What is needed: Tally the lines that contain the string "only" and state that total without comment.

#### Stored rows

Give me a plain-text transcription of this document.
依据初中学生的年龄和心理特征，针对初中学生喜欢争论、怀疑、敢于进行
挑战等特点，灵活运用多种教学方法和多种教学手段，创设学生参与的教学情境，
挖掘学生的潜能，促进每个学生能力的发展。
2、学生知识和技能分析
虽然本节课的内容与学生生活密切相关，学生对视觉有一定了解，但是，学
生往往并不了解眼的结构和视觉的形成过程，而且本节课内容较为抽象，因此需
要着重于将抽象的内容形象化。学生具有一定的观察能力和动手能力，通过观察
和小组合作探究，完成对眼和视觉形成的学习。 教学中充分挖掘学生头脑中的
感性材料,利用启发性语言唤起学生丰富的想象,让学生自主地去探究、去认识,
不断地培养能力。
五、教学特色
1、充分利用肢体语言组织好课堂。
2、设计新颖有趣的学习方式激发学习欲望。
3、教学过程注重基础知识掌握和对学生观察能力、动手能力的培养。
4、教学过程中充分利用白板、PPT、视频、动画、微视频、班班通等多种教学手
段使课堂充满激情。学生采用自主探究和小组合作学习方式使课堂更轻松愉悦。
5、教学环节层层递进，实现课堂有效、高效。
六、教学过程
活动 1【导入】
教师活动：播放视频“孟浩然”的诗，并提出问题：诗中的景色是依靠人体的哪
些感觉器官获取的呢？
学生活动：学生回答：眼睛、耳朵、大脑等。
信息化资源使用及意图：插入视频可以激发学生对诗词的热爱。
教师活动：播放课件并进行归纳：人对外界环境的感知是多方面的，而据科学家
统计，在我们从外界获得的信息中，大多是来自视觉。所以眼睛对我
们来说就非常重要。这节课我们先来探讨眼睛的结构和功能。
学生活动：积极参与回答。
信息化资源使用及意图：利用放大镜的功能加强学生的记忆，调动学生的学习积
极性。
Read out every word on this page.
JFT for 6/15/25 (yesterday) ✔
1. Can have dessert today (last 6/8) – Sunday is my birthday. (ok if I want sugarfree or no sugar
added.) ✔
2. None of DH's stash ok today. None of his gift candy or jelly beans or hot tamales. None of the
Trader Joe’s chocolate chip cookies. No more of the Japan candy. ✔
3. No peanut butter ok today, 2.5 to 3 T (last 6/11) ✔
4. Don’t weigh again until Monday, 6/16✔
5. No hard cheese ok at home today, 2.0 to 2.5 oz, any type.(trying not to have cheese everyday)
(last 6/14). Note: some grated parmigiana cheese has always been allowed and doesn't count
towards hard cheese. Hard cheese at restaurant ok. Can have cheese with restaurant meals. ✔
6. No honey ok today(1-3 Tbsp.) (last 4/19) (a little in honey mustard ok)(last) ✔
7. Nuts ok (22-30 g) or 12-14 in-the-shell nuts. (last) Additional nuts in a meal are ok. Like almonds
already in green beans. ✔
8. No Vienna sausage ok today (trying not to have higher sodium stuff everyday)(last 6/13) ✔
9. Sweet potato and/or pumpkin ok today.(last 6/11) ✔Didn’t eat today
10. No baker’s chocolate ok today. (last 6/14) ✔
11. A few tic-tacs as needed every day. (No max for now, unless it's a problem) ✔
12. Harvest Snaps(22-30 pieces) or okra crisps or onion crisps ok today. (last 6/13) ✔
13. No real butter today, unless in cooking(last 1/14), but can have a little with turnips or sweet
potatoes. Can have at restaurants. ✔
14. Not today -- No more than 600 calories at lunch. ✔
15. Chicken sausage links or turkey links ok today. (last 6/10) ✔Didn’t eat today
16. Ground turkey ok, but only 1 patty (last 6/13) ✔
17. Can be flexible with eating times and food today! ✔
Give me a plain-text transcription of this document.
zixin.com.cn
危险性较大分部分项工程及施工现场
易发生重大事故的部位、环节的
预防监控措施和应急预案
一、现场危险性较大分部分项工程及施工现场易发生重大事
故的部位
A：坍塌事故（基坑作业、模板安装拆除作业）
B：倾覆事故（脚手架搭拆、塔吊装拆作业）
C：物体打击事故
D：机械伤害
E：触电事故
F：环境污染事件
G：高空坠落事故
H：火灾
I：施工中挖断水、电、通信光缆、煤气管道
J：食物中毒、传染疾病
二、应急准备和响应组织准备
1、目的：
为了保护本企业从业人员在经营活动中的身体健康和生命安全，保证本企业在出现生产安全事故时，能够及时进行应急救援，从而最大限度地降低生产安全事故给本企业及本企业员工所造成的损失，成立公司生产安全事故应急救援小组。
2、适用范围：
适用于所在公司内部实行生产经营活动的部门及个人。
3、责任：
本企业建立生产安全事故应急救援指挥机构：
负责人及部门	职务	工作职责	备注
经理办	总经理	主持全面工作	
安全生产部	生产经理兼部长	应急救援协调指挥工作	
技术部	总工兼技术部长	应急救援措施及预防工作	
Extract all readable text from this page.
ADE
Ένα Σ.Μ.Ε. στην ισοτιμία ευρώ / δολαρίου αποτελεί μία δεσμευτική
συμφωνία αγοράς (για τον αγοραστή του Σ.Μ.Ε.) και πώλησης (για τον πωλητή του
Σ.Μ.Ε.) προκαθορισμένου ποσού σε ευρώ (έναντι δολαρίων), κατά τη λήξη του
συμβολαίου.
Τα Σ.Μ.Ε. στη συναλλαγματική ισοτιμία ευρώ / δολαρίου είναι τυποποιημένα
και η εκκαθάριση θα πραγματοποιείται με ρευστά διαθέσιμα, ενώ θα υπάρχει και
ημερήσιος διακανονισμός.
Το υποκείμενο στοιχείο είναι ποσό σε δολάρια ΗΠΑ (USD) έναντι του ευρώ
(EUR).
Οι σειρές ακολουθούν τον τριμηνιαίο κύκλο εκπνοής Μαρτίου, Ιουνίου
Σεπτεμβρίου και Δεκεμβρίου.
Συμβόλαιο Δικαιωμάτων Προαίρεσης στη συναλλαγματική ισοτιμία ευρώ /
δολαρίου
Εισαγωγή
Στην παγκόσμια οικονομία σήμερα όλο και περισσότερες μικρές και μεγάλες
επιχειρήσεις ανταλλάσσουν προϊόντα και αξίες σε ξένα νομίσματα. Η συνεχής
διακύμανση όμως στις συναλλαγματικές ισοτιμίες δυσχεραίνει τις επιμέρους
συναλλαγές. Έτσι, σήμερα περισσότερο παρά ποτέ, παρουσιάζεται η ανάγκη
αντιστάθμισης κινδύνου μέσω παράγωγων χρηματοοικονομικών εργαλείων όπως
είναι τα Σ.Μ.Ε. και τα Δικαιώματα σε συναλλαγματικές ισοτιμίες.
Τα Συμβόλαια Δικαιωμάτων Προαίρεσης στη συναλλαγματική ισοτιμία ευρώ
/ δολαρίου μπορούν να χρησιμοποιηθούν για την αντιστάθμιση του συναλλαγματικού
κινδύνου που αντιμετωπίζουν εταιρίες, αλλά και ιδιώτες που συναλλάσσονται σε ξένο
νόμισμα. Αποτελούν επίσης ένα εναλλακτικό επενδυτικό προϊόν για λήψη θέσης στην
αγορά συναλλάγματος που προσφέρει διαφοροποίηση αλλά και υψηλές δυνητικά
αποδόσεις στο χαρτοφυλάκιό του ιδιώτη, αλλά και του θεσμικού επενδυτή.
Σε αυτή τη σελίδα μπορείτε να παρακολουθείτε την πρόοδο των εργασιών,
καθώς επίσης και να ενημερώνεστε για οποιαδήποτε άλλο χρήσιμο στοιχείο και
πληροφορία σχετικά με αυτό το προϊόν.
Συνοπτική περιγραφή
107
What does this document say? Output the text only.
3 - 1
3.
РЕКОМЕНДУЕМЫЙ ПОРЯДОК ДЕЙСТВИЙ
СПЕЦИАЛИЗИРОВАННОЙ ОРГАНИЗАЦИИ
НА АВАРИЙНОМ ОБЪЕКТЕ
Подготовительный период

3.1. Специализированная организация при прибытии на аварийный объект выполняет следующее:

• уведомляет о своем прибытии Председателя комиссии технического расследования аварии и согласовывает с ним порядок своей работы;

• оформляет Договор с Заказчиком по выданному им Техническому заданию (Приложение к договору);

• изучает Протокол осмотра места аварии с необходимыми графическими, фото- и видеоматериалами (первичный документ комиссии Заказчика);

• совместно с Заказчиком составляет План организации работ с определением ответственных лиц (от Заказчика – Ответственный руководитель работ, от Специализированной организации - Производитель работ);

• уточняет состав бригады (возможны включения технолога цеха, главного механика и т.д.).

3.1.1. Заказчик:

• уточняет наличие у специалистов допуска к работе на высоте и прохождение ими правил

########

Output: 2